(Data items)
»»

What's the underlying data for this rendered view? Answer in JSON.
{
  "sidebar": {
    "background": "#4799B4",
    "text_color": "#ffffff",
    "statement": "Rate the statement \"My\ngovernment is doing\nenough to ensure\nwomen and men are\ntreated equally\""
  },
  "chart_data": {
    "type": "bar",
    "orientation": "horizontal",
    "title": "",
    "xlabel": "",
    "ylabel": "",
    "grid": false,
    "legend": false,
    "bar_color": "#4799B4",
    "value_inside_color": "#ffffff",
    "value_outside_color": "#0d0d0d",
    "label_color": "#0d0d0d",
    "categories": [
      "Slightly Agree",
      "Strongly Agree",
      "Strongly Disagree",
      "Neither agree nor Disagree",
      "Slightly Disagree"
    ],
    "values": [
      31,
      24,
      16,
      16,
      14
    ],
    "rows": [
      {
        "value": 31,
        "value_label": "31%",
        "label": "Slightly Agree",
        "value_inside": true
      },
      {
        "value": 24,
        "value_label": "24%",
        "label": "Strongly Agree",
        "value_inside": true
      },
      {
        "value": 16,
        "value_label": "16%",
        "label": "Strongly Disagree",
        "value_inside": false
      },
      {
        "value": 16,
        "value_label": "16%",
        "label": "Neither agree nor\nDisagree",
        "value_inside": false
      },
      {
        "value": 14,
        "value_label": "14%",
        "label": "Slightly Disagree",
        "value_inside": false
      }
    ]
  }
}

««

● **TASK INSTRUCTIONS**
Extract, word for word, each line of the listing above.

● **EXERCISE SOLUTION**
What's the underlying data for this rendered view? Answer in JSON.
{
  "sidebar": {
    "background": "#4799B4",
    "text_color": "#ffffff",
    "statement": "Rate the statement \"My\ngovernment is doing\nenough to ensure\nwomen and men are\ntreated equally\""
  },
  "chart_data": {
    "type": "bar",
    "orientation": "horizontal",
    "title": "",
    "xlabel": "",
    "ylabel": "",
    "grid": false,
    "legend": false,
    "bar_color": "#4799B4",
    "value_inside_color": "#ffffff",
    "value_outside_color": "#0d0d0d",
    "label_color": "#0d0d0d",
    "categories": [
      "Slightly Agree",
      "Strongly Agree",
      "Strongly Disagree",
      "Neither agree nor Disagree",
      "Slightly Disagree"
    ],
    "values": [
      31,
      24,
      16,
      16,
      14
    ],
    "rows": [
      {
        "value": 31,
        "value_label": "31%",
        "label": "Slightly Agree",
        "value_inside": true
      },
      {
        "value": 24,
        "value_label": "24%",
        "label": "Strongly Agree",
        "value_inside": true
      },
      {
        "value": 16,
        "value_label": "16%",
        "label": "Strongly Disagree",
        "value_inside": false
      },
      {
        "value": 16,
        "value_label": "16%",
        "label": "Neither agree nor\nDisagree",
        "value_inside": false
      },
      {
        "value": 14,
        "value_label": "14%",
        "label": "Slightly Disagree",
        "value_inside": false
      }
    ]
  }
}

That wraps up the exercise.